**EXTRACTED DATA:**
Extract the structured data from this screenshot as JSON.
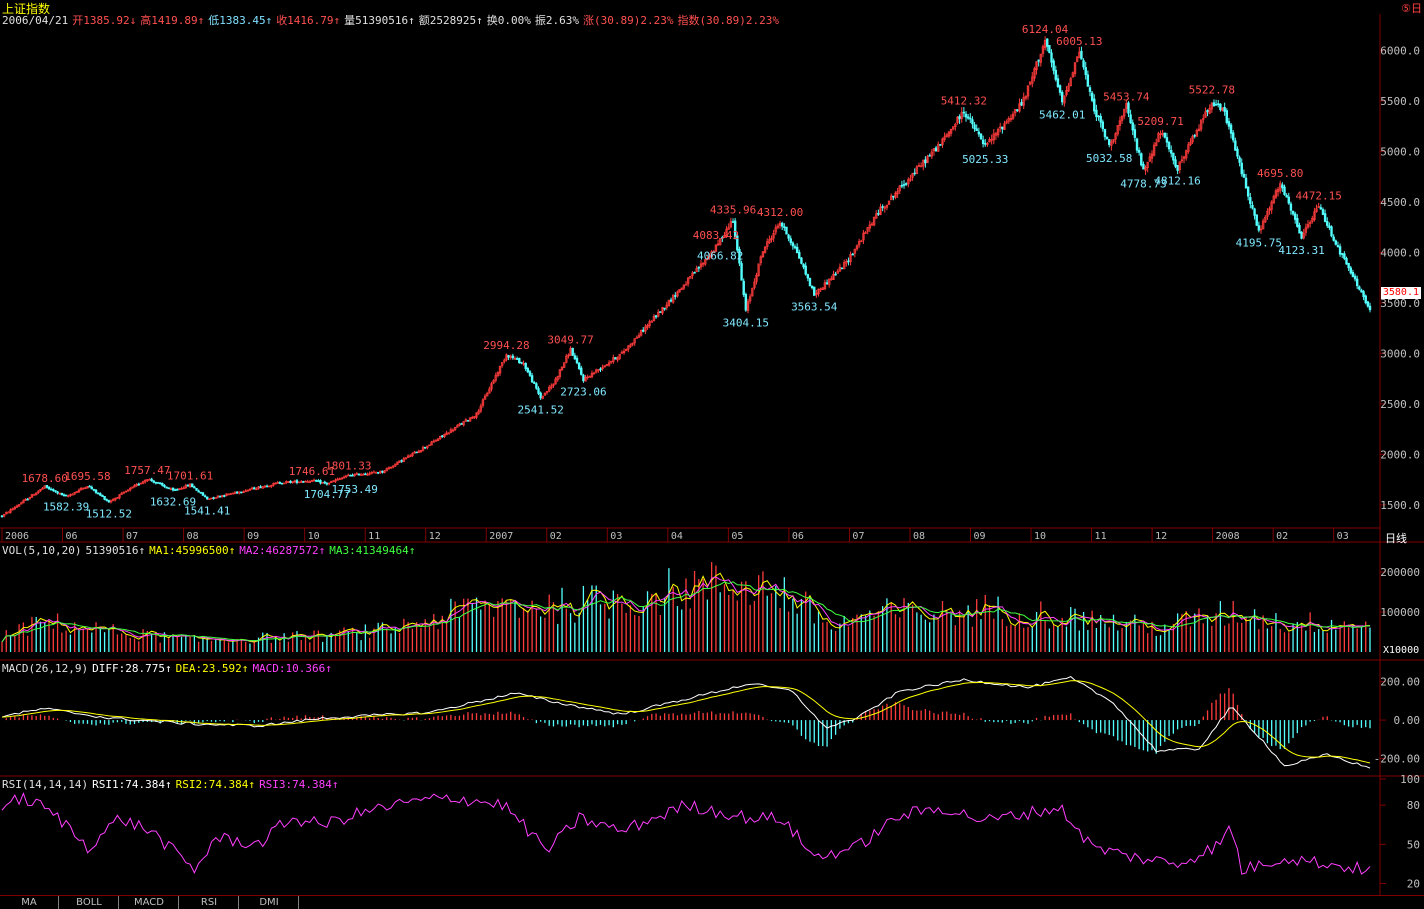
{
  "title": "上证指数",
  "corner_label": "⑤日",
  "period_label": "日线",
  "vol_unit": "X10000",
  "current_price_tag": "3580.1",
  "info_bar": {
    "date": "2006/04/21",
    "items": [
      {
        "text": "开1385.92↓",
        "color": "#ff5050"
      },
      {
        "text": "高1419.89↑",
        "color": "#ff5050"
      },
      {
        "text": "低1383.45↑",
        "color": "#80e0ff"
      },
      {
        "text": "收1416.79↑",
        "color": "#ff5050"
      },
      {
        "text": "量51390516↑",
        "color": "#e0e0e0"
      },
      {
        "text": "额2528925↑",
        "color": "#e0e0e0"
      },
      {
        "text": "换0.00%",
        "color": "#e0e0e0"
      },
      {
        "text": "振2.63%",
        "color": "#e0e0e0"
      },
      {
        "text": "涨(30.89)2.23%",
        "color": "#ff5050"
      },
      {
        "text": "指数(30.89)2.23%",
        "color": "#ff5050"
      }
    ]
  },
  "vol_header": [
    {
      "text": "VOL(5,10,20)",
      "color": "#e0e0e0"
    },
    {
      "text": "51390516↑",
      "color": "#e0e0e0"
    },
    {
      "text": "MA1:45996500↑",
      "color": "#ffff00"
    },
    {
      "text": "MA2:46287572↑",
      "color": "#ff40ff"
    },
    {
      "text": "MA3:41349464↑",
      "color": "#40ff40"
    }
  ],
  "macd_header": [
    {
      "text": "MACD(26,12,9)",
      "color": "#e0e0e0"
    },
    {
      "text": "DIFF:28.775↑",
      "color": "#ffffff"
    },
    {
      "text": "DEA:23.592↑",
      "color": "#ffff00"
    },
    {
      "text": "MACD:10.366↑",
      "color": "#ff40ff"
    }
  ],
  "rsi_header": [
    {
      "text": "RSI(14,14,14)",
      "color": "#e0e0e0"
    },
    {
      "text": "RSI1:74.384↑",
      "color": "#ffffff"
    },
    {
      "text": "RSI2:74.384↑",
      "color": "#ffff00"
    },
    {
      "text": "RSI3:74.384↑",
      "color": "#ff40ff"
    }
  ],
  "tabs": [
    "MA",
    "BOLL",
    "MACD",
    "RSI",
    "DMI"
  ],
  "colors": {
    "up": "#ff3c3c",
    "down": "#54ffff",
    "grid": "#800000",
    "axis_text": "#c0c0c0"
  },
  "chart_data": [
    {
      "type": "candlestick",
      "title": "上证指数",
      "ylim": [
        1350,
        6300
      ],
      "y_ticks": [
        1500,
        2000,
        2500,
        3000,
        3500,
        4000,
        4500,
        5000,
        5500,
        6000
      ],
      "y_tick_labels": [
        "1500.0",
        "2000.0",
        "2500.0",
        "3000.0",
        "3500.0",
        "4000.0",
        "4500.0",
        "5000.0",
        "5500.0",
        "6000.0"
      ],
      "x_tick_labels": [
        "2006",
        "06",
        "07",
        "08",
        "09",
        "10",
        "11",
        "12",
        "2007",
        "02",
        "03",
        "04",
        "05",
        "06",
        "07",
        "08",
        "09",
        "10",
        "11",
        "12",
        "2008",
        "02",
        "03"
      ],
      "price_path": [
        {
          "t": 0,
          "v": 1390
        },
        {
          "t": 20,
          "v": 1680
        },
        {
          "t": 30,
          "v": 1580
        },
        {
          "t": 40,
          "v": 1690
        },
        {
          "t": 50,
          "v": 1530
        },
        {
          "t": 68,
          "v": 1760
        },
        {
          "t": 80,
          "v": 1640
        },
        {
          "t": 88,
          "v": 1700
        },
        {
          "t": 96,
          "v": 1560
        },
        {
          "t": 130,
          "v": 1720
        },
        {
          "t": 145,
          "v": 1740
        },
        {
          "t": 152,
          "v": 1710
        },
        {
          "t": 162,
          "v": 1790
        },
        {
          "t": 178,
          "v": 1830
        },
        {
          "t": 200,
          "v": 2100
        },
        {
          "t": 222,
          "v": 2400
        },
        {
          "t": 236,
          "v": 2990
        },
        {
          "t": 244,
          "v": 2900
        },
        {
          "t": 252,
          "v": 2560
        },
        {
          "t": 258,
          "v": 2700
        },
        {
          "t": 266,
          "v": 3040
        },
        {
          "t": 272,
          "v": 2740
        },
        {
          "t": 290,
          "v": 3000
        },
        {
          "t": 320,
          "v": 3700
        },
        {
          "t": 334,
          "v": 4050
        },
        {
          "t": 342,
          "v": 4330
        },
        {
          "t": 348,
          "v": 3420
        },
        {
          "t": 356,
          "v": 4020
        },
        {
          "t": 364,
          "v": 4300
        },
        {
          "t": 372,
          "v": 4000
        },
        {
          "t": 380,
          "v": 3580
        },
        {
          "t": 395,
          "v": 3900
        },
        {
          "t": 410,
          "v": 4400
        },
        {
          "t": 440,
          "v": 5100
        },
        {
          "t": 450,
          "v": 5400
        },
        {
          "t": 460,
          "v": 5050
        },
        {
          "t": 478,
          "v": 5500
        },
        {
          "t": 488,
          "v": 6100
        },
        {
          "t": 496,
          "v": 5480
        },
        {
          "t": 504,
          "v": 6000
        },
        {
          "t": 510,
          "v": 5480
        },
        {
          "t": 518,
          "v": 5050
        },
        {
          "t": 526,
          "v": 5440
        },
        {
          "t": 534,
          "v": 4800
        },
        {
          "t": 542,
          "v": 5200
        },
        {
          "t": 550,
          "v": 4830
        },
        {
          "t": 566,
          "v": 5500
        },
        {
          "t": 572,
          "v": 5380
        },
        {
          "t": 580,
          "v": 4800
        },
        {
          "t": 588,
          "v": 4200
        },
        {
          "t": 598,
          "v": 4680
        },
        {
          "t": 608,
          "v": 4150
        },
        {
          "t": 616,
          "v": 4460
        },
        {
          "t": 626,
          "v": 4000
        },
        {
          "t": 636,
          "v": 3600
        },
        {
          "t": 640,
          "v": 3420
        }
      ],
      "annotations": [
        {
          "text": "1678.60",
          "t": 20,
          "v": 1678.6,
          "pos": "high"
        },
        {
          "text": "1582.39",
          "t": 30,
          "v": 1582.39,
          "pos": "low"
        },
        {
          "text": "1695.58",
          "t": 40,
          "v": 1695.58,
          "pos": "high"
        },
        {
          "text": "1512.52",
          "t": 50,
          "v": 1512.52,
          "pos": "low"
        },
        {
          "text": "1757.47",
          "t": 68,
          "v": 1757.47,
          "pos": "high"
        },
        {
          "text": "1632.69",
          "t": 80,
          "v": 1632.69,
          "pos": "low"
        },
        {
          "text": "1701.61",
          "t": 88,
          "v": 1701.61,
          "pos": "high"
        },
        {
          "text": "1541.41",
          "t": 96,
          "v": 1541.41,
          "pos": "low"
        },
        {
          "text": "1746.61",
          "t": 145,
          "v": 1746.61,
          "pos": "high"
        },
        {
          "text": "1704.77",
          "t": 152,
          "v": 1704.77,
          "pos": "low"
        },
        {
          "text": "1801.33",
          "t": 162,
          "v": 1801.33,
          "pos": "high"
        },
        {
          "text": "1753.49",
          "t": 165,
          "v": 1753.49,
          "pos": "low"
        },
        {
          "text": "2994.28",
          "t": 236,
          "v": 2994.28,
          "pos": "high"
        },
        {
          "text": "2541.52",
          "t": 252,
          "v": 2541.52,
          "pos": "low"
        },
        {
          "text": "3049.77",
          "t": 266,
          "v": 3049.77,
          "pos": "high"
        },
        {
          "text": "2723.06",
          "t": 272,
          "v": 2723.06,
          "pos": "low"
        },
        {
          "text": "4083.42",
          "t": 334,
          "v": 4083.42,
          "pos": "high"
        },
        {
          "text": "4066.82",
          "t": 336,
          "v": 4066.82,
          "pos": "low"
        },
        {
          "text": "4335.96",
          "t": 342,
          "v": 4335.96,
          "pos": "high"
        },
        {
          "text": "3404.15",
          "t": 348,
          "v": 3404.15,
          "pos": "low"
        },
        {
          "text": "4312.00",
          "t": 364,
          "v": 4312.0,
          "pos": "high"
        },
        {
          "text": "3563.54",
          "t": 380,
          "v": 3563.54,
          "pos": "low"
        },
        {
          "text": "5412.32",
          "t": 450,
          "v": 5412.32,
          "pos": "high"
        },
        {
          "text": "5025.33",
          "t": 460,
          "v": 5025.33,
          "pos": "low"
        },
        {
          "text": "6124.04",
          "t": 488,
          "v": 6124.04,
          "pos": "high"
        },
        {
          "text": "5462.01",
          "t": 496,
          "v": 5462.01,
          "pos": "low"
        },
        {
          "text": "6005.13",
          "t": 504,
          "v": 6005.13,
          "pos": "high"
        },
        {
          "text": "5032.58",
          "t": 518,
          "v": 5032.58,
          "pos": "low"
        },
        {
          "text": "5453.74",
          "t": 526,
          "v": 5453.74,
          "pos": "high"
        },
        {
          "text": "4778.73",
          "t": 534,
          "v": 4778.73,
          "pos": "low"
        },
        {
          "text": "5209.71",
          "t": 542,
          "v": 5209.71,
          "pos": "high"
        },
        {
          "text": "4812.16",
          "t": 550,
          "v": 4812.16,
          "pos": "low"
        },
        {
          "text": "5522.78",
          "t": 566,
          "v": 5522.78,
          "pos": "high"
        },
        {
          "text": "4695.80",
          "t": 598,
          "v": 4695.8,
          "pos": "high"
        },
        {
          "text": "4195.75",
          "t": 588,
          "v": 4195.75,
          "pos": "low"
        },
        {
          "text": "4472.15",
          "t": 616,
          "v": 4472.15,
          "pos": "high"
        },
        {
          "text": "4123.31",
          "t": 608,
          "v": 4123.31,
          "pos": "low"
        }
      ]
    },
    {
      "type": "bar",
      "title": "VOL(5,10,20)",
      "y_tick_labels": [
        "100000",
        "200000"
      ],
      "y_ticks": [
        100000,
        200000
      ],
      "ylim": [
        0,
        240000
      ],
      "volume_path": [
        {
          "t": 0,
          "v": 40000
        },
        {
          "t": 20,
          "v": 75000
        },
        {
          "t": 40,
          "v": 60000
        },
        {
          "t": 60,
          "v": 45000
        },
        {
          "t": 90,
          "v": 30000
        },
        {
          "t": 120,
          "v": 35000
        },
        {
          "t": 150,
          "v": 40000
        },
        {
          "t": 180,
          "v": 55000
        },
        {
          "t": 200,
          "v": 80000
        },
        {
          "t": 220,
          "v": 110000
        },
        {
          "t": 240,
          "v": 120000
        },
        {
          "t": 260,
          "v": 115000
        },
        {
          "t": 280,
          "v": 125000
        },
        {
          "t": 300,
          "v": 140000
        },
        {
          "t": 320,
          "v": 160000
        },
        {
          "t": 340,
          "v": 170000
        },
        {
          "t": 350,
          "v": 175000
        },
        {
          "t": 365,
          "v": 150000
        },
        {
          "t": 380,
          "v": 95000
        },
        {
          "t": 390,
          "v": 60000
        },
        {
          "t": 400,
          "v": 90000
        },
        {
          "t": 420,
          "v": 100000
        },
        {
          "t": 440,
          "v": 95000
        },
        {
          "t": 460,
          "v": 105000
        },
        {
          "t": 480,
          "v": 100000
        },
        {
          "t": 500,
          "v": 85000
        },
        {
          "t": 520,
          "v": 75000
        },
        {
          "t": 540,
          "v": 60000
        },
        {
          "t": 560,
          "v": 85000
        },
        {
          "t": 580,
          "v": 100000
        },
        {
          "t": 600,
          "v": 70000
        },
        {
          "t": 620,
          "v": 75000
        },
        {
          "t": 640,
          "v": 65000
        }
      ]
    },
    {
      "type": "bar",
      "title": "MACD(26,12,9)",
      "y_tick_labels": [
        "-200.00",
        "0.00",
        "200.00"
      ],
      "y_ticks": [
        -200,
        0,
        200
      ],
      "ylim": [
        -260,
        240
      ],
      "diff_path": [
        {
          "t": 0,
          "v": 20
        },
        {
          "t": 20,
          "v": 60
        },
        {
          "t": 50,
          "v": 10
        },
        {
          "t": 90,
          "v": -20
        },
        {
          "t": 120,
          "v": -30
        },
        {
          "t": 150,
          "v": 10
        },
        {
          "t": 200,
          "v": 40
        },
        {
          "t": 240,
          "v": 140
        },
        {
          "t": 260,
          "v": 90
        },
        {
          "t": 290,
          "v": 30
        },
        {
          "t": 320,
          "v": 110
        },
        {
          "t": 350,
          "v": 190
        },
        {
          "t": 370,
          "v": 150
        },
        {
          "t": 385,
          "v": -40
        },
        {
          "t": 400,
          "v": 10
        },
        {
          "t": 420,
          "v": 150
        },
        {
          "t": 450,
          "v": 210
        },
        {
          "t": 480,
          "v": 170
        },
        {
          "t": 500,
          "v": 220
        },
        {
          "t": 520,
          "v": 90
        },
        {
          "t": 540,
          "v": -160
        },
        {
          "t": 560,
          "v": -150
        },
        {
          "t": 575,
          "v": 70
        },
        {
          "t": 590,
          "v": -110
        },
        {
          "t": 600,
          "v": -240
        },
        {
          "t": 620,
          "v": -180
        },
        {
          "t": 640,
          "v": -250
        }
      ]
    },
    {
      "type": "line",
      "title": "RSI(14,14,14)",
      "y_tick_labels": [
        "20",
        "50",
        "80",
        "100"
      ],
      "y_ticks": [
        20,
        50,
        80,
        100
      ],
      "ylim": [
        15,
        100
      ],
      "rsi_path": [
        {
          "t": 0,
          "v": 80
        },
        {
          "t": 10,
          "v": 85
        },
        {
          "t": 20,
          "v": 78
        },
        {
          "t": 30,
          "v": 65
        },
        {
          "t": 40,
          "v": 48
        },
        {
          "t": 55,
          "v": 70
        },
        {
          "t": 70,
          "v": 60
        },
        {
          "t": 90,
          "v": 30
        },
        {
          "t": 100,
          "v": 55
        },
        {
          "t": 120,
          "v": 50
        },
        {
          "t": 135,
          "v": 70
        },
        {
          "t": 150,
          "v": 65
        },
        {
          "t": 170,
          "v": 75
        },
        {
          "t": 190,
          "v": 82
        },
        {
          "t": 210,
          "v": 86
        },
        {
          "t": 235,
          "v": 80
        },
        {
          "t": 255,
          "v": 45
        },
        {
          "t": 270,
          "v": 70
        },
        {
          "t": 290,
          "v": 60
        },
        {
          "t": 320,
          "v": 80
        },
        {
          "t": 335,
          "v": 75
        },
        {
          "t": 350,
          "v": 70
        },
        {
          "t": 365,
          "v": 70
        },
        {
          "t": 380,
          "v": 40
        },
        {
          "t": 400,
          "v": 48
        },
        {
          "t": 420,
          "v": 72
        },
        {
          "t": 440,
          "v": 78
        },
        {
          "t": 460,
          "v": 68
        },
        {
          "t": 480,
          "v": 74
        },
        {
          "t": 495,
          "v": 78
        },
        {
          "t": 510,
          "v": 48
        },
        {
          "t": 530,
          "v": 40
        },
        {
          "t": 550,
          "v": 35
        },
        {
          "t": 570,
          "v": 50
        },
        {
          "t": 575,
          "v": 65
        },
        {
          "t": 580,
          "v": 30
        },
        {
          "t": 600,
          "v": 40
        },
        {
          "t": 620,
          "v": 35
        },
        {
          "t": 640,
          "v": 30
        }
      ]
    }
  ]
}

**WORK TO DO:** Take each line of the material that contains the word "type" and list it.

**SOLUTION:**
      "type": "candlestick",
      "type": "bar",
      "type": "bar",
      "type": "line",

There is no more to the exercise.